** begin MATERIAL TO PROCESS **
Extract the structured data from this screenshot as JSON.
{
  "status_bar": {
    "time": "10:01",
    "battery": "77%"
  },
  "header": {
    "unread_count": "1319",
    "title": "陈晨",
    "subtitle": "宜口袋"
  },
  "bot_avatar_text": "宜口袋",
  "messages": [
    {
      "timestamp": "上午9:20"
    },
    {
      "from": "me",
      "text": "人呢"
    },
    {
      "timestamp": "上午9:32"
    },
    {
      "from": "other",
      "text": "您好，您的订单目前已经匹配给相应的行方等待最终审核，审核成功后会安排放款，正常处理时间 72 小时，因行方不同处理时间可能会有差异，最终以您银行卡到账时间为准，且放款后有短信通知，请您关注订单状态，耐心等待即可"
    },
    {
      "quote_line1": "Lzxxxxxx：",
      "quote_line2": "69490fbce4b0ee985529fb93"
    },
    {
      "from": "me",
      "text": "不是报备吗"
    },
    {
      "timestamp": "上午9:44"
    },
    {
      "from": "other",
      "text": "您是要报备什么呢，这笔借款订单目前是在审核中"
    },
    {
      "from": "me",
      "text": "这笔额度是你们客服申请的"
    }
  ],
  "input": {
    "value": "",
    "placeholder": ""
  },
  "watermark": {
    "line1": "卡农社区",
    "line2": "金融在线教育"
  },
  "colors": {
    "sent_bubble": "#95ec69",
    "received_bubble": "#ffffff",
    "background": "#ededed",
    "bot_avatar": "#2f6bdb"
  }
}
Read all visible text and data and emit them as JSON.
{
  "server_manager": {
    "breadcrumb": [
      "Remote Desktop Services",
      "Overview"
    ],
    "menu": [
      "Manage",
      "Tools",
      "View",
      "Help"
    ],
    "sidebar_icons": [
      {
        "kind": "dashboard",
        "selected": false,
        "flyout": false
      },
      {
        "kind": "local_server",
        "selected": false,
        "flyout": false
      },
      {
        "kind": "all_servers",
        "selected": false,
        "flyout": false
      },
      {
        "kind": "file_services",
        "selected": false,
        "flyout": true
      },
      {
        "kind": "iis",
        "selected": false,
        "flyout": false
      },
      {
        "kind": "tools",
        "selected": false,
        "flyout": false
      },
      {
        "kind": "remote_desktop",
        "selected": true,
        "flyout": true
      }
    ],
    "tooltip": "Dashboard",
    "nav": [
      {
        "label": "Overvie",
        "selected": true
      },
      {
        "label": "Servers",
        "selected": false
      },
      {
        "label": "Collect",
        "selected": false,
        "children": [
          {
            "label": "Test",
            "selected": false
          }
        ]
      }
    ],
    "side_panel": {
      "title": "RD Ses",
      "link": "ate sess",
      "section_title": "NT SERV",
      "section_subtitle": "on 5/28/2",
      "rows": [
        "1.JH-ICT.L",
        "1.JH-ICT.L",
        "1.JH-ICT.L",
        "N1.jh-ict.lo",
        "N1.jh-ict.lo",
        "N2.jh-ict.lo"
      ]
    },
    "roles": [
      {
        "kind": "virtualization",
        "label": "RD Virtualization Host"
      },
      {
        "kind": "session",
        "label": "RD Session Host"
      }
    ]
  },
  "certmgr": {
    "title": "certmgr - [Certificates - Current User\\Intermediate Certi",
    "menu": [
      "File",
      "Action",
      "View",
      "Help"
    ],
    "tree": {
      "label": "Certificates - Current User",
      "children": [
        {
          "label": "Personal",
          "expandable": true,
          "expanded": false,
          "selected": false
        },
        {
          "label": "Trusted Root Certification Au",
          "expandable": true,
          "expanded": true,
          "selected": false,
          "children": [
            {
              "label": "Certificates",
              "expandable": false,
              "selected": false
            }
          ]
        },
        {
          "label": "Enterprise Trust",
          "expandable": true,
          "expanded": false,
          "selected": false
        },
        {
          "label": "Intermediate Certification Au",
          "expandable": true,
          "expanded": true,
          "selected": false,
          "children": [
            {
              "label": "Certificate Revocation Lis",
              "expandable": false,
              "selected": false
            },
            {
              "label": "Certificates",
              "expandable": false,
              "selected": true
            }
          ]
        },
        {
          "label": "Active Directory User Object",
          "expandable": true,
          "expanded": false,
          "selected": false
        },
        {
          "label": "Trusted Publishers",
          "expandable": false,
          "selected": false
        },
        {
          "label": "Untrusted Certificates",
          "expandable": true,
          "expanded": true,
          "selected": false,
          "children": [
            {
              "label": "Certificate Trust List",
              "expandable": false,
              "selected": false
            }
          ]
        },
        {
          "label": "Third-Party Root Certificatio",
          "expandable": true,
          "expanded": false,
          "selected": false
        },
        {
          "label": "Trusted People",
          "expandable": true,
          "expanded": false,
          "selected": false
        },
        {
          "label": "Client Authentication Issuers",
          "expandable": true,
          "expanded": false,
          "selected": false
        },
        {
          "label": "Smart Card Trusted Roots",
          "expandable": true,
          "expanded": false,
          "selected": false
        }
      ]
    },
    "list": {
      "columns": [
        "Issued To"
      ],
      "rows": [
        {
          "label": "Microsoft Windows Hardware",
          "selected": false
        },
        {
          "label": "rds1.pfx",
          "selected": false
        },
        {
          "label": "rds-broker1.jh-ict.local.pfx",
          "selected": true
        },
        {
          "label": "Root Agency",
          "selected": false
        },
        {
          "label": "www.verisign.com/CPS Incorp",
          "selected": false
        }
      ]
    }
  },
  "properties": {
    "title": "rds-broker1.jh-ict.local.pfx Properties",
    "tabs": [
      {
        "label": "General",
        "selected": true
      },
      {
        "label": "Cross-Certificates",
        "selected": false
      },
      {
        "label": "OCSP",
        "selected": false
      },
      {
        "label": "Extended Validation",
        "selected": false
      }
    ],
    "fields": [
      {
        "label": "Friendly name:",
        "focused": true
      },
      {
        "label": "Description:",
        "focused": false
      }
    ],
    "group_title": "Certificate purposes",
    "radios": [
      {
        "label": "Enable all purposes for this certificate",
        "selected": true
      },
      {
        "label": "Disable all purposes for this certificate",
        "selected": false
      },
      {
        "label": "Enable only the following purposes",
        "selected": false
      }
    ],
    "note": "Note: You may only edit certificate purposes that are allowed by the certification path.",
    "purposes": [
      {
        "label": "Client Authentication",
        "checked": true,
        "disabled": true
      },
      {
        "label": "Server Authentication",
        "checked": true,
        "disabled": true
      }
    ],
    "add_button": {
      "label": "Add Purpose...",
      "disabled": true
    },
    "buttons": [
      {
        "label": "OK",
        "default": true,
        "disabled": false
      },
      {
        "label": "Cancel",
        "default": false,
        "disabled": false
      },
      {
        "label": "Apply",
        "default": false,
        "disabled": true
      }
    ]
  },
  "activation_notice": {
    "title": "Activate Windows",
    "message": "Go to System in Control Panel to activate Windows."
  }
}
** end MATERIAL TO PROCESS **
WHAT IS REQUIRED
Please output every record, keeping each line exact.

EXERCISE SOLUTION
Extract the structured data from this screenshot as JSON.
{
  "status_bar": {
    "time": "10:01",
    "battery": "77%"
  },
  "header": {
    "unread_count": "1319",
    "title": "陈晨",
    "subtitle": "宜口袋"
  },
  "bot_avatar_text": "宜口袋",
  "messages": [
    {
      "timestamp": "上午9:20"
    },
    {
      "from": "me",
      "text": "人呢"
    },
    {
      "timestamp": "上午9:32"
    },
    {
      "from": "other",
      "text": "您好，您的订单目前已经匹配给相应的行方等待最终审核，审核成功后会安排放款，正常处理时间 72 小时，因行方不同处理时间可能会有差异，最终以您银行卡到账时间为准，且放款后有短信通知，请您关注订单状态，耐心等待即可"
    },
    {
      "quote_line1": "Lzxxxxxx：",
      "quote_line2": "69490fbce4b0ee985529fb93"
    },
    {
      "from": "me",
      "text": "不是报备吗"
    },
    {
      "timestamp": "上午9:44"
    },
    {
      "from": "other",
      "text": "您是要报备什么呢，这笔借款订单目前是在审核中"
    },
    {
      "from": "me",
      "text": "这笔额度是你们客服申请的"
    }
  ],
  "input": {
    "value": "",
    "placeholder": ""
  },
  "watermark": {
    "line1": "卡农社区",
    "line2": "金融在线教育"
  },
  "colors": {
    "sent_bubble": "#95ec69",
    "received_bubble": "#ffffff",
    "background": "#ededed",
    "bot_avatar": "#2f6bdb"
  }
}
Read all visible text and data and emit them as JSON.
{
  "server_manager": {
    "breadcrumb": [
      "Remote Desktop Services",
      "Overview"
    ],
    "menu": [
      "Manage",
      "Tools",
      "View",
      "Help"
    ],
    "sidebar_icons": [
      {
        "kind": "dashboard",
        "selected": false,
        "flyout": false
      },
      {
        "kind": "local_server",
        "selected": false,
        "flyout": false
      },
      {
        "kind": "all_servers",
        "selected": false,
        "flyout": false
      },
      {
        "kind": "file_services",
        "selected": false,
        "flyout": true
      },
      {
        "kind": "iis",
        "selected": false,
        "flyout": false
      },
      {
        "kind": "tools",
        "selected": false,
        "flyout": false
      },
      {
        "kind": "remote_desktop",
        "selected": true,
        "flyout": true
      }
    ],
    "tooltip": "Dashboard",
    "nav": [
      {
        "label": "Overvie",
        "selected": true
      },
      {
        "label": "Servers",
        "selected": false
      },
      {
        "label": "Collect",
        "selected": false,
        "children": [
          {
            "label": "Test",
            "selected": false
          }
        ]
      }
    ],
    "side_panel": {
      "title": "RD Ses",
      "link": "ate sess",
      "section_title": "NT SERV",
      "section_subtitle": "on 5/28/2",
      "rows": [
        "1.JH-ICT.L",
        "1.JH-ICT.L",
        "1.JH-ICT.L",
        "N1.jh-ict.lo",
        "N1.jh-ict.lo",
        "N2.jh-ict.lo"
      ]
    },
    "roles": [
      {
        "kind": "virtualization",
        "label": "RD Virtualization Host"
      },
      {
        "kind": "session",
        "label": "RD Session Host"
      }
    ]
  },
  "certmgr": {
    "title": "certmgr - [Certificates - Current User\\Intermediate Certi",
    "menu": [
      "File",
      "Action",
      "View",
      "Help"
    ],
    "tree": {
      "label": "Certificates - Current User",
      "children": [
        {
          "label": "Personal",
          "expandable": true,
          "expanded": false,
          "selected": false
        },
        {
          "label": "Trusted Root Certification Au",
          "expandable": true,
          "expanded": true,
          "selected": false,
          "children": [
            {
              "label": "Certificates",
              "expandable": false,
              "selected": false
            }
          ]
        },
        {
          "label": "Enterprise Trust",
          "expandable": true,
          "expanded": false,
          "selected": false
        },
        {
          "label": "Intermediate Certification Au",
          "expandable": true,
          "expanded": true,
          "selected": false,
          "children": [
            {
              "label": "Certificate Revocation Lis",
              "expandable": false,
              "selected": false
            },
            {
              "label": "Certificates",
              "expandable": false,
              "selected": true
            }
          ]
        },
        {
          "label": "Active Directory User Object",
          "expandable": true,
          "expanded": false,
          "selected": false
        },
        {
          "label": "Trusted Publishers",
          "expandable": false,
          "selected": false
        },
        {
          "label": "Untrusted Certificates",
          "expandable": true,
          "expanded": true,
          "selected": false,
          "children": [
            {
              "label": "Certificate Trust List",
              "expandable": false,
              "selected": false
            }
          ]
        },
        {
          "label": "Third-Party Root Certificatio",
          "expandable": true,
          "expanded": false,
          "selected": false
        },
        {
          "label": "Trusted People",
          "expandable": true,
          "expanded": false,
          "selected": false
        },
        {
          "label": "Client Authentication Issuers",
          "expandable": true,
          "expanded": false,
          "selected": false
        },
        {
          "label": "Smart Card Trusted Roots",
          "expandable": true,
          "expanded": false,
          "selected": false
        }
      ]
    },
    "list": {
      "columns": [
        "Issued To"
      ],
      "rows": [
        {
          "label": "Microsoft Windows Hardware",
          "selected": false
        },
        {
          "label": "rds1.pfx",
          "selected": false
        },
        {
          "label": "rds-broker1.jh-ict.local.pfx",
          "selected": true
        },
        {
          "label": "Root Agency",
          "selected": false
        },
        {
          "label": "www.verisign.com/CPS Incorp",
          "selected": false
        }
      ]
    }
  },
  "properties": {
    "title": "rds-broker1.jh-ict.local.pfx Properties",
    "tabs": [
      {
        "label": "General",
        "selected": true
      },
      {
        "label": "Cross-Certificates",
        "selected": false
      },
      {
        "label": "OCSP",
        "selected": false
      },
      {
        "label": "Extended Validation",
        "selected": false
      }
    ],
    "fields": [
      {
        "label": "Friendly name:",
        "focused": true
      },
      {
        "label": "Description:",
        "focused": false
      }
    ],
    "group_title": "Certificate purposes",
    "radios": [
      {
        "label": "Enable all purposes for this certificate",
        "selected": true
      },
      {
        "label": "Disable all purposes for this certificate",
        "selected": false
      },
      {
        "label": "Enable only the following purposes",
        "selected": false
      }
    ],
    "note": "Note: You may only edit certificate purposes that are allowed by the certification path.",
    "purposes": [
      {
        "label": "Client Authentication",
        "checked": true,
        "disabled": true
      },
      {
        "label": "Server Authentication",
        "checked": true,
        "disabled": true
      }
    ],
    "add_button": {
      "label": "Add Purpose...",
      "disabled": true
    },
    "buttons": [
      {
        "label": "OK",
        "default": true,
        "disabled": false
      },
      {
        "label": "Cancel",
        "default": false,
        "disabled": false
      },
      {
        "label": "Apply",
        "default": false,
        "disabled": true
      }
    ]
  },
  "activation_notice": {
    "title": "Activate Windows",
    "message": "Go to System in Control Panel to activate Windows."
  }
}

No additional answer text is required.